SUPPLIED DATA =>
----

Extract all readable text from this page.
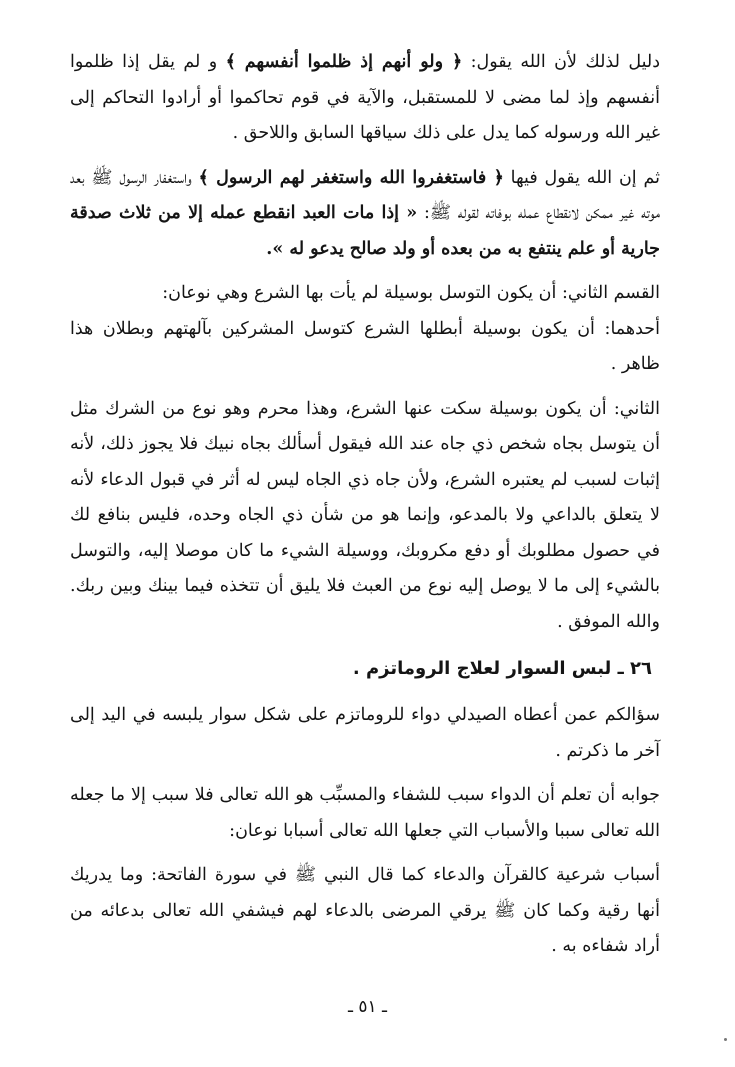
دليل لذلك لأن الله يقول: ﴿ ولو أنهم إذ ظلموا أنفسهم ﴾ و لم يقل إذا ظلموا أنفسهم وإذ لما مضى لا للمستقبل، والآية في قوم تحاكموا أو أرادوا التحاكم إلى غير الله ورسوله كما يدل على ذلك سياقها السابق واللاحق .

ثم إن الله يقول فيها ﴿ فاستغفروا الله واستغفر لهم الرسول ﴾ واستغفار الرسول ﷺ بعد موته غير ممكن لانقطاع عمله بوفاته لقوله ﷺ: « إذا مات العبد انقطع عمله إلا من ثلاث صدقة جارية أو علم ينتفع به من بعده أو ولد صالح يدعو له ».

القسم الثاني: أن يكون التوسل بوسيلة لم يأت بها الشرع وهي نوعان:

أحدهما: أن يكون بوسيلة أبطلها الشرع كتوسل المشركين بآلهتهم وبطلان هذا ظاهر .

الثاني: أن يكون بوسيلة سكت عنها الشرع، وهذا محرم وهو نوع من الشرك مثل أن يتوسل بجاه شخص ذي جاه عند الله فيقول أسألك بجاه نبيك فلا يجوز ذلك، لأنه إثبات لسبب لم يعتبره الشرع، ولأن جاه ذي الجاه ليس له أثر في قبول الدعاء لأنه لا يتعلق بالداعي ولا بالمدعو، وإنما هو من شأن ذي الجاه وحده، فليس بنافع لك في حصول مطلوبك أو دفع مكروبك، ووسيلة الشيء ما كان موصلا إليه، والتوسل بالشيء إلى ما لا يوصل إليه نوع من العبث فلا يليق أن تتخذه فيما بينك وبين ربك. والله الموفق .

٢٦ ـ لبس السوار لعلاج الروماتزم .

سؤالكم عمن أعطاه الصيدلي دواء للروماتزم على شكل سوار يلبسه في اليد إلى آخر ما ذكرتم .

جوابه أن تعلم أن الدواء سبب للشفاء والمسبِّب هو الله تعالى فلا سبب إلا ما جعله الله تعالى سببا والأسباب التي جعلها الله تعالى أسبابا نوعان:

أسباب شرعية كالقرآن والدعاء كما قال النبي ﷺ في سورة الفاتحة: وما يدريك أنها رقية وكما كان ﷺ يرقي المرضى بالدعاء لهم فيشفي الله تعالى بدعائه من أراد شفاءه به .

ـ ٥١ ـ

----

REQUIRED TASK =>
Pull out all lines from the listing that contain the string "تعالى".

ANSWER IN FULL =>
جوابه أن تعلم أن الدواء سبب للشفاء والمسبِّب هو الله تعالى فلا سبب إلا ما جعله الله تعالى سببا والأسباب التي جعلها الله تعالى أسبابا نوعان:
أسباب شرعية كالقرآن والدعاء كما قال النبي ﷺ في سورة الفاتحة: وما يدريك أنها رقية وكما كان ﷺ يرقي المرضى بالدعاء لهم فيشفي الله تعالى بدعائه من أراد شفاءه به .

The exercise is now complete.